Goal
Give the count of lines in the data that include the string "Cortex", with no added remarks.

Items from a figure collection
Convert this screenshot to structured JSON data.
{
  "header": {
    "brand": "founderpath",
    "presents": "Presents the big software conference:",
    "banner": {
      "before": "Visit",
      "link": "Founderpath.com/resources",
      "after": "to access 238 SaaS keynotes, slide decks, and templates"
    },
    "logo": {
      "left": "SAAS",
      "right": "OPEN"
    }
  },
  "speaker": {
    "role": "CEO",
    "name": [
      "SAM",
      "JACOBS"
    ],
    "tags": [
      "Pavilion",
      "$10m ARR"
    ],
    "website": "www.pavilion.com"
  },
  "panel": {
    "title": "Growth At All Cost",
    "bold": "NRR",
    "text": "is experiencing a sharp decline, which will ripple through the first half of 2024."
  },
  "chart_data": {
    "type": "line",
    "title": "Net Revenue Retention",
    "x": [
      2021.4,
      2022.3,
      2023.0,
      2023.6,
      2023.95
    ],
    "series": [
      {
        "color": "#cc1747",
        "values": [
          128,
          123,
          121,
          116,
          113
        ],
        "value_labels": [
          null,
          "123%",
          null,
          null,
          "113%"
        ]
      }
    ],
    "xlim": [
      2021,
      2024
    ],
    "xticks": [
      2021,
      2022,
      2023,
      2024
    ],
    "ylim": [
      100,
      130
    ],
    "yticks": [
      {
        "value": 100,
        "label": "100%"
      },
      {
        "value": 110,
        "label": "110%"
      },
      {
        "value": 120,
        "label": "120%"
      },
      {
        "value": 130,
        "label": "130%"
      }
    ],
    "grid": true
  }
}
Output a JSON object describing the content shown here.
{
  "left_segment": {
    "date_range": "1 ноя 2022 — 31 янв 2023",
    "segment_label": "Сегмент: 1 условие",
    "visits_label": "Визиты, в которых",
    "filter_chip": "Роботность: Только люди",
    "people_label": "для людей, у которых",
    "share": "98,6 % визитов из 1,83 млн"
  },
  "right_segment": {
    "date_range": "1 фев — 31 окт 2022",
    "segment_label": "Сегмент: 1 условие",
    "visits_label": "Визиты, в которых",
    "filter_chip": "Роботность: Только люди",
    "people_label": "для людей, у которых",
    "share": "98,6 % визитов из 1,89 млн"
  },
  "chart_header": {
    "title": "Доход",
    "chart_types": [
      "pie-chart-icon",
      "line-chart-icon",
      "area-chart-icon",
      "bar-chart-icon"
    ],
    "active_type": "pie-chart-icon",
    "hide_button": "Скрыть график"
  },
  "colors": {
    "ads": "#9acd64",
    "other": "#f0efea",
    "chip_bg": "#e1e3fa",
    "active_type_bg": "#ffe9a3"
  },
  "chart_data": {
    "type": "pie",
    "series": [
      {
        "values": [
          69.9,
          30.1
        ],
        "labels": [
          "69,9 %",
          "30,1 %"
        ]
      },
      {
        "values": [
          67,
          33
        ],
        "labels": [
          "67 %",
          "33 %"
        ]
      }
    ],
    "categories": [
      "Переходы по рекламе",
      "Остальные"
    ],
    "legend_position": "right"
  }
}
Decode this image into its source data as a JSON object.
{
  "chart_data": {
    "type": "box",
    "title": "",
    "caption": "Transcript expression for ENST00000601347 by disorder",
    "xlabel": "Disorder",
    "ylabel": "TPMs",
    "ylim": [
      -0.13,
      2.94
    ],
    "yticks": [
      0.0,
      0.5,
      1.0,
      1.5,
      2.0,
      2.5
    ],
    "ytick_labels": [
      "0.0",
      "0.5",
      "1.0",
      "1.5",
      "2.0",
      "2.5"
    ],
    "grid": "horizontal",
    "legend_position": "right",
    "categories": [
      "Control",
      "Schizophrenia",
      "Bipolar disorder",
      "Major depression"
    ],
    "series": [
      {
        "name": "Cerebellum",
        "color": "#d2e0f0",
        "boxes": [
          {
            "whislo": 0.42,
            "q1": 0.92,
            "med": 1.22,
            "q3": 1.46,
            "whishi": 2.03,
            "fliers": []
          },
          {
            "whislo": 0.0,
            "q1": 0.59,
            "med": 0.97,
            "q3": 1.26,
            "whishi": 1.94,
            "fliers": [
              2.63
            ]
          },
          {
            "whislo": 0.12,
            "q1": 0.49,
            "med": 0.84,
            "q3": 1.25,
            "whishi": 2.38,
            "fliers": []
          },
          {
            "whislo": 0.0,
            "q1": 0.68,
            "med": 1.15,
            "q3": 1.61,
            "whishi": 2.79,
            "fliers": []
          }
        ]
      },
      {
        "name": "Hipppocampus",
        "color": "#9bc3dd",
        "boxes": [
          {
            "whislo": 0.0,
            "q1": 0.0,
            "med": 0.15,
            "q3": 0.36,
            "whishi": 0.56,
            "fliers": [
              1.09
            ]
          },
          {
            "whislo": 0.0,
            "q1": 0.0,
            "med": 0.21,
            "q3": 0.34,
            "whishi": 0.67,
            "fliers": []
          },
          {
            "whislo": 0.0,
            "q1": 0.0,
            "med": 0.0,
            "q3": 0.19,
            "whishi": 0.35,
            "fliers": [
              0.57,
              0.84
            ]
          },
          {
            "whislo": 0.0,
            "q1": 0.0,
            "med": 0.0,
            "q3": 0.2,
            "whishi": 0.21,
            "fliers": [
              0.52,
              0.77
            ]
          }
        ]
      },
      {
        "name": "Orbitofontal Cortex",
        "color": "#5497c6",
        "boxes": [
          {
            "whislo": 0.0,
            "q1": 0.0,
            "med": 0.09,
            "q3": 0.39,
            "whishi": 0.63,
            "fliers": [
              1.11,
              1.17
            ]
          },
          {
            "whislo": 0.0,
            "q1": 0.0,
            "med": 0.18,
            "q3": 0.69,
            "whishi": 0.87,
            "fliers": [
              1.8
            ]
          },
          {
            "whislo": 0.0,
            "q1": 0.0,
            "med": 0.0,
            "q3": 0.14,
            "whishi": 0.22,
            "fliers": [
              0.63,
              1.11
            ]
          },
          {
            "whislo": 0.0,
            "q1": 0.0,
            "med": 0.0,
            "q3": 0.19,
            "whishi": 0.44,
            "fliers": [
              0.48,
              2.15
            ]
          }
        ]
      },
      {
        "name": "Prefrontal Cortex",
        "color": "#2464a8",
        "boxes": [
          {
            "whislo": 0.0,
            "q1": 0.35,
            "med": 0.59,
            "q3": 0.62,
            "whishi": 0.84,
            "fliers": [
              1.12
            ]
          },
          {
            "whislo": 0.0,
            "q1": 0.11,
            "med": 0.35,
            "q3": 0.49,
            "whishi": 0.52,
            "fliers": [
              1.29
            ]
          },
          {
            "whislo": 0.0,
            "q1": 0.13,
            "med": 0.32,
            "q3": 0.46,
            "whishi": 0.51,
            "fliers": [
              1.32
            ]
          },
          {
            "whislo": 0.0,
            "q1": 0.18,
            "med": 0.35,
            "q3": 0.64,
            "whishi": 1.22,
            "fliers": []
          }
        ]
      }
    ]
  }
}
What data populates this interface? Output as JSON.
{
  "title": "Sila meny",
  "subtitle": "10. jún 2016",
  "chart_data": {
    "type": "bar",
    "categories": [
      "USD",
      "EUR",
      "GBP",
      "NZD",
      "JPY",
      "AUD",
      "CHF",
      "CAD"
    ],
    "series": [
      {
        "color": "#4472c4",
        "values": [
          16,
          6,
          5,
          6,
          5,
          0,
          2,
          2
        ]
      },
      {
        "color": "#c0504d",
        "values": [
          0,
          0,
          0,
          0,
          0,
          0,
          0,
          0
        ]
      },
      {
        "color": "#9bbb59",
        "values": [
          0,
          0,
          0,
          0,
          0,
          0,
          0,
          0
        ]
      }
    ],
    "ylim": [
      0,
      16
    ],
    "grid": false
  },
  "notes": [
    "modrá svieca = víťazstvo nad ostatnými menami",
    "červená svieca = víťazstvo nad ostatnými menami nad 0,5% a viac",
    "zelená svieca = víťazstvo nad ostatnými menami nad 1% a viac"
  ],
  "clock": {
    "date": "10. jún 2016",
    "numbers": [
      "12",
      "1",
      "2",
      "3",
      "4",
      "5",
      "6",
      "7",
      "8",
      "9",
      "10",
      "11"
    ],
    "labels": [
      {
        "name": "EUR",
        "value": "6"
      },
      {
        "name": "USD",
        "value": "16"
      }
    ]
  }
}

Response to the exercise
2